Aim of the task: Only the pictures are left out: repeat the rest of the entries exactly.

** begin Exercise data **

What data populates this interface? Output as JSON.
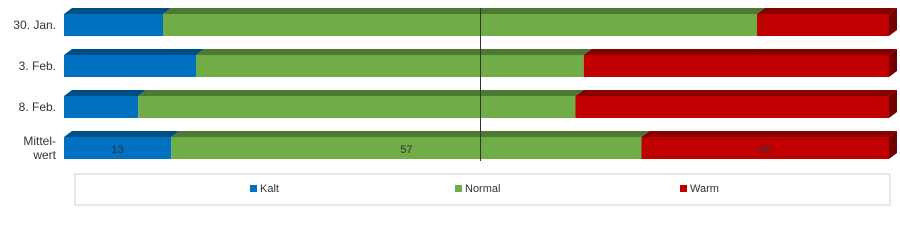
{
  "chart_data": {
    "type": "stacked-bar-3d",
    "categories": [
      "30. Jan.",
      "3. Feb.",
      "8. Feb.",
      "Mittel-\nwert"
    ],
    "series": [
      {
        "name": "Kalt",
        "color": "#0070c0",
        "values": [
          12,
          16,
          9,
          13
        ]
      },
      {
        "name": "Normal",
        "color": "#70ad47",
        "values": [
          72,
          47,
          53,
          57
        ]
      },
      {
        "name": "Warm",
        "color": "#c00000",
        "values": [
          16,
          37,
          38,
          30
        ]
      }
    ],
    "xlim": [
      0,
      100
    ],
    "reference_line": 50,
    "data_label_category": 3,
    "legend": "bottom"
  }
}
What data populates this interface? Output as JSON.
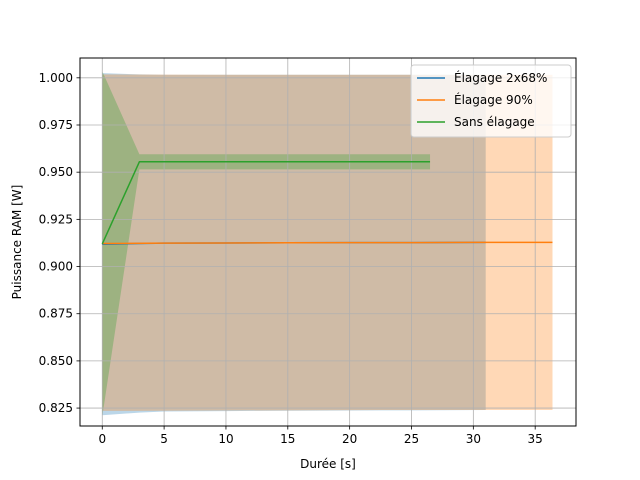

** end Exercise data **

Answer:
What data populates this interface? Output as JSON.
{
  "chart_data": {
    "type": "stacked-bar-3d",
    "categories": [
      "30. Jan.",
      "3. Feb.",
      "8. Feb.",
      "Mittel-\nwert"
    ],
    "series": [
      {
        "name": "Kalt",
        "color": "#0070c0",
        "values": [
          12,
          16,
          9,
          13
        ]
      },
      {
        "name": "Normal",
        "color": "#70ad47",
        "values": [
          72,
          47,
          53,
          57
        ]
      },
      {
        "name": "Warm",
        "color": "#c00000",
        "values": [
          16,
          37,
          38,
          30
        ]
      }
    ],
    "xlim": [
      0,
      100
    ],
    "reference_line": 50,
    "data_label_category": 3,
    "legend": "bottom"
  }
}
What data populates this interface? Output as JSON.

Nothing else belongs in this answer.